• WRITTEN TASK: Extract the full listing below without altering a single character.

########################################

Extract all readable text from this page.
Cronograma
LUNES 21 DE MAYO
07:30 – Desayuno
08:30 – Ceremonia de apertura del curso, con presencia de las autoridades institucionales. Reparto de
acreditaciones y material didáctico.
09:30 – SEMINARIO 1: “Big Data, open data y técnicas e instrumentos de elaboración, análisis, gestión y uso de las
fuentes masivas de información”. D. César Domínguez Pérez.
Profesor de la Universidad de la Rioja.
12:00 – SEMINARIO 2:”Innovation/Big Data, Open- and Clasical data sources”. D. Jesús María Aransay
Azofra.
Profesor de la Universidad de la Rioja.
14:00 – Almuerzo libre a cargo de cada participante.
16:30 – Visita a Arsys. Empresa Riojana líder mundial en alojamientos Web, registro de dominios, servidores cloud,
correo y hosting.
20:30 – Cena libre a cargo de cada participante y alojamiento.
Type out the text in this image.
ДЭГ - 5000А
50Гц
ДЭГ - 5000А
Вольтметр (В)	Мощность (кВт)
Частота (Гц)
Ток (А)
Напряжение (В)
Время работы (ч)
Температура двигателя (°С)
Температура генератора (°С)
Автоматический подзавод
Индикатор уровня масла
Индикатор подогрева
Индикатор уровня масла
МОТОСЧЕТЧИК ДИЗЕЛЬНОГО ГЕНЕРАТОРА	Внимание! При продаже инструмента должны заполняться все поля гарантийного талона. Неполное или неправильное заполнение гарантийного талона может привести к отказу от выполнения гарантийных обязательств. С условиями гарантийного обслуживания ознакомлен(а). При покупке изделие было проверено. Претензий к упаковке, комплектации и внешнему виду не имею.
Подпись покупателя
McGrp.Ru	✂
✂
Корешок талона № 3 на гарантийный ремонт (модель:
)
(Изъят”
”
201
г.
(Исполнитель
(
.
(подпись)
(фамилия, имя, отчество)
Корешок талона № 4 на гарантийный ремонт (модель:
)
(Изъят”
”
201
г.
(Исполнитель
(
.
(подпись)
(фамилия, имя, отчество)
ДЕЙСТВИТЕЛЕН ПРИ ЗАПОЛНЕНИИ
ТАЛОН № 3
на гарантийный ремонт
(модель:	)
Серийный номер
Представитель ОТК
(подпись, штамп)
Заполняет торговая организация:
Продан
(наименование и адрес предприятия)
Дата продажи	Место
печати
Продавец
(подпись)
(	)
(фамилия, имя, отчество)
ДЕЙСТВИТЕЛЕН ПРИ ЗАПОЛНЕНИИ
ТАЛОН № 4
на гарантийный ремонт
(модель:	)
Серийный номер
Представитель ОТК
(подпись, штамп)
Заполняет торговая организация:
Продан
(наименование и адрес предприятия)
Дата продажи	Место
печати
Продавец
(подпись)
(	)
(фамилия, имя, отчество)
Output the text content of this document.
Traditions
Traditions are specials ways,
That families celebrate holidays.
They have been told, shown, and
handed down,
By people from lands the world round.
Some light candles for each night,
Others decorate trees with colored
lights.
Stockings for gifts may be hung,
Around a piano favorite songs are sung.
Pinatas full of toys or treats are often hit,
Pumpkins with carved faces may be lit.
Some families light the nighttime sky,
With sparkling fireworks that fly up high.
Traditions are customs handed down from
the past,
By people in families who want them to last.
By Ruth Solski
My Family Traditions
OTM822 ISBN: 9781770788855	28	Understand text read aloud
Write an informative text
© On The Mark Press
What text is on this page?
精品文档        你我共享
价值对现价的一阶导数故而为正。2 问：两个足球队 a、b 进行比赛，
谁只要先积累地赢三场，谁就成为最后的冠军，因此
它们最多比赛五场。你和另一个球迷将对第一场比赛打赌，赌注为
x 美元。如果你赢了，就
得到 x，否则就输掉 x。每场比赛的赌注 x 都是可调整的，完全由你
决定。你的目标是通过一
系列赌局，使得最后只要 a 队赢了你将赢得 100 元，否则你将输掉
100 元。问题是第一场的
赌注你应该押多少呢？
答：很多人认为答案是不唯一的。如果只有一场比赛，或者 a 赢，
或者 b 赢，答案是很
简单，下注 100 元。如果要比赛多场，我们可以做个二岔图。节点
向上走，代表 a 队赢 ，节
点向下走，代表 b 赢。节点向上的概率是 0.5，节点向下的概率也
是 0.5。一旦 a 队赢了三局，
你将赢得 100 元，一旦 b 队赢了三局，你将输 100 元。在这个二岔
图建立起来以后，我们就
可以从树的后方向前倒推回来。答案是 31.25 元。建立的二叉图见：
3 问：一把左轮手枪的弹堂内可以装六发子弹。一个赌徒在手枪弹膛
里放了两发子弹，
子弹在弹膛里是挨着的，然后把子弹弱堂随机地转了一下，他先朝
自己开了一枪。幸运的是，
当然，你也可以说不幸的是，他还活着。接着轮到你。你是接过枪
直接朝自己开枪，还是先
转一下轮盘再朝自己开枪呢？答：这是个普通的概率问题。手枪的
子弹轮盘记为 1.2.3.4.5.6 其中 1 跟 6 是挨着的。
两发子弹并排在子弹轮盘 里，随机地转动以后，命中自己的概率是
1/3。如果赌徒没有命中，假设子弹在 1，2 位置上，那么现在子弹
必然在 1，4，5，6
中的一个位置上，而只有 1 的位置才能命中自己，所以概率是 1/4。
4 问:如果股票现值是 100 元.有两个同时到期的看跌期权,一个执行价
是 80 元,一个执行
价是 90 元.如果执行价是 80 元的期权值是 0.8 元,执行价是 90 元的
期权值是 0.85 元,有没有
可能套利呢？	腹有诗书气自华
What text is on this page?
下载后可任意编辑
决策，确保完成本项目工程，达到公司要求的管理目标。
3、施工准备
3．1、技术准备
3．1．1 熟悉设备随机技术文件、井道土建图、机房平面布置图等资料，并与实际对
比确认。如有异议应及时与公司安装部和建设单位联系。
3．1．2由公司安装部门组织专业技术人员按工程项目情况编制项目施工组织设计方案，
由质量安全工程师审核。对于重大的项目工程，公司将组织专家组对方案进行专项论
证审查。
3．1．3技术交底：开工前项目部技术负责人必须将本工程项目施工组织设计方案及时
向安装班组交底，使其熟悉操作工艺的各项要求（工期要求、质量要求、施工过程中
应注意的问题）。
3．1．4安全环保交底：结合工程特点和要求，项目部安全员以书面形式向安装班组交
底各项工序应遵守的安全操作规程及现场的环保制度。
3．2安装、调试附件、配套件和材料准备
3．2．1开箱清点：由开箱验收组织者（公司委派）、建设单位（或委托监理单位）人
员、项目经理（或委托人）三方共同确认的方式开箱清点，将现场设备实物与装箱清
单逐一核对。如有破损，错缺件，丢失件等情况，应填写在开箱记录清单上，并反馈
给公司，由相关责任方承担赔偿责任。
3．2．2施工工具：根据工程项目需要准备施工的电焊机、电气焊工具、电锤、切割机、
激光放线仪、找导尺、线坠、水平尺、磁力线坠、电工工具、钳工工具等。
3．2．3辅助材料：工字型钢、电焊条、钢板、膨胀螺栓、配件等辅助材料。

########################################

• EXERCISE OUTPUT:
Extract all readable text from this page.
Cronograma
LUNES 21 DE MAYO
07:30 – Desayuno
08:30 – Ceremonia de apertura del curso, con presencia de las autoridades institucionales. Reparto de
acreditaciones y material didáctico.
09:30 – SEMINARIO 1: “Big Data, open data y técnicas e instrumentos de elaboración, análisis, gestión y uso de las
fuentes masivas de información”. D. César Domínguez Pérez.
Profesor de la Universidad de la Rioja.
12:00 – SEMINARIO 2:”Innovation/Big Data, Open- and Clasical data sources”. D. Jesús María Aransay
Azofra.
Profesor de la Universidad de la Rioja.
14:00 – Almuerzo libre a cargo de cada participante.
16:30 – Visita a Arsys. Empresa Riojana líder mundial en alojamientos Web, registro de dominios, servidores cloud,
correo y hosting.
20:30 – Cena libre a cargo de cada participante y alojamiento.
Type out the text in this image.
ДЭГ - 5000А
50Гц
ДЭГ - 5000А
Вольтметр (В)	Мощность (кВт)
Частота (Гц)
Ток (А)
Напряжение (В)
Время работы (ч)
Температура двигателя (°С)
Температура генератора (°С)
Автоматический подзавод
Индикатор уровня масла
Индикатор подогрева
Индикатор уровня масла
МОТОСЧЕТЧИК ДИЗЕЛЬНОГО ГЕНЕРАТОРА	Внимание! При продаже инструмента должны заполняться все поля гарантийного талона. Неполное или неправильное заполнение гарантийного талона может привести к отказу от выполнения гарантийных обязательств. С условиями гарантийного обслуживания ознакомлен(а). При покупке изделие было проверено. Претензий к упаковке, комплектации и внешнему виду не имею.
Подпись покупателя
McGrp.Ru	✂
✂
Корешок талона № 3 на гарантийный ремонт (модель:
)
(Изъят”
”
201
г.
(Исполнитель
(
.
(подпись)
(фамилия, имя, отчество)
Корешок талона № 4 на гарантийный ремонт (модель:
)
(Изъят”
”
201
г.
(Исполнитель
(
.
(подпись)
(фамилия, имя, отчество)
ДЕЙСТВИТЕЛЕН ПРИ ЗАПОЛНЕНИИ
ТАЛОН № 3
на гарантийный ремонт
(модель:	)
Серийный номер
Представитель ОТК
(подпись, штамп)
Заполняет торговая организация:
Продан
(наименование и адрес предприятия)
Дата продажи	Место
печати
Продавец
(подпись)
(	)
(фамилия, имя, отчество)
ДЕЙСТВИТЕЛЕН ПРИ ЗАПОЛНЕНИИ
ТАЛОН № 4
на гарантийный ремонт
(модель:	)
Серийный номер
Представитель ОТК
(подпись, штамп)
Заполняет торговая организация:
Продан
(наименование и адрес предприятия)
Дата продажи	Место
печати
Продавец
(подпись)
(	)
(фамилия, имя, отчество)
Output the text content of this document.
Traditions
Traditions are specials ways,
That families celebrate holidays.
They have been told, shown, and
handed down,
By people from lands the world round.
Some light candles for each night,
Others decorate trees with colored
lights.
Stockings for gifts may be hung,
Around a piano favorite songs are sung.
Pinatas full of toys or treats are often hit,
Pumpkins with carved faces may be lit.
Some families light the nighttime sky,
With sparkling fireworks that fly up high.
Traditions are customs handed down from
the past,
By people in families who want them to last.
By Ruth Solski
My Family Traditions
OTM822 ISBN: 9781770788855	28	Understand text read aloud
Write an informative text
© On The Mark Press
What text is on this page?
精品文档        你我共享
价值对现价的一阶导数故而为正。2 问：两个足球队 a、b 进行比赛，
谁只要先积累地赢三场，谁就成为最后的冠军，因此
它们最多比赛五场。你和另一个球迷将对第一场比赛打赌，赌注为
x 美元。如果你赢了，就
得到 x，否则就输掉 x。每场比赛的赌注 x 都是可调整的，完全由你
决定。你的目标是通过一
系列赌局，使得最后只要 a 队赢了你将赢得 100 元，否则你将输掉
100 元。问题是第一场的
赌注你应该押多少呢？
答：很多人认为答案是不唯一的。如果只有一场比赛，或者 a 赢，
或者 b 赢，答案是很
简单，下注 100 元。如果要比赛多场，我们可以做个二岔图。节点
向上走，代表 a 队赢 ，节
点向下走，代表 b 赢。节点向上的概率是 0.5，节点向下的概率也
是 0.5。一旦 a 队赢了三局，
你将赢得 100 元，一旦 b 队赢了三局，你将输 100 元。在这个二岔
图建立起来以后，我们就
可以从树的后方向前倒推回来。答案是 31.25 元。建立的二叉图见：
3 问：一把左轮手枪的弹堂内可以装六发子弹。一个赌徒在手枪弹膛
里放了两发子弹，
子弹在弹膛里是挨着的，然后把子弹弱堂随机地转了一下，他先朝
自己开了一枪。幸运的是，
当然，你也可以说不幸的是，他还活着。接着轮到你。你是接过枪
直接朝自己开枪，还是先
转一下轮盘再朝自己开枪呢？答：这是个普通的概率问题。手枪的
子弹轮盘记为 1.2.3.4.5.6 其中 1 跟 6 是挨着的。
两发子弹并排在子弹轮盘 里，随机地转动以后，命中自己的概率是
1/3。如果赌徒没有命中，假设子弹在 1，2 位置上，那么现在子弹
必然在 1，4，5，6
中的一个位置上，而只有 1 的位置才能命中自己，所以概率是 1/4。
4 问:如果股票现值是 100 元.有两个同时到期的看跌期权,一个执行价
是 80 元,一个执行
价是 90 元.如果执行价是 80 元的期权值是 0.8 元,执行价是 90 元的
期权值是 0.85 元,有没有
可能套利呢？	腹有诗书气自华
What text is on this page?
下载后可任意编辑
决策，确保完成本项目工程，达到公司要求的管理目标。
3、施工准备
3．1、技术准备
3．1．1 熟悉设备随机技术文件、井道土建图、机房平面布置图等资料，并与实际对
比确认。如有异议应及时与公司安装部和建设单位联系。
3．1．2由公司安装部门组织专业技术人员按工程项目情况编制项目施工组织设计方案，
由质量安全工程师审核。对于重大的项目工程，公司将组织专家组对方案进行专项论
证审查。
3．1．3技术交底：开工前项目部技术负责人必须将本工程项目施工组织设计方案及时
向安装班组交底，使其熟悉操作工艺的各项要求（工期要求、质量要求、施工过程中
应注意的问题）。
3．1．4安全环保交底：结合工程特点和要求，项目部安全员以书面形式向安装班组交
底各项工序应遵守的安全操作规程及现场的环保制度。
3．2安装、调试附件、配套件和材料准备
3．2．1开箱清点：由开箱验收组织者（公司委派）、建设单位（或委托监理单位）人
员、项目经理（或委托人）三方共同确认的方式开箱清点，将现场设备实物与装箱清
单逐一核对。如有破损，错缺件，丢失件等情况，应填写在开箱记录清单上，并反馈
给公司，由相关责任方承担赔偿责任。
3．2．2施工工具：根据工程项目需要准备施工的电焊机、电气焊工具、电锤、切割机、
激光放线仪、找导尺、线坠、水平尺、磁力线坠、电工工具、钳工工具等。
3．2．3辅助材料：工字型钢、电焊条、钢板、膨胀螺栓、配件等辅助材料。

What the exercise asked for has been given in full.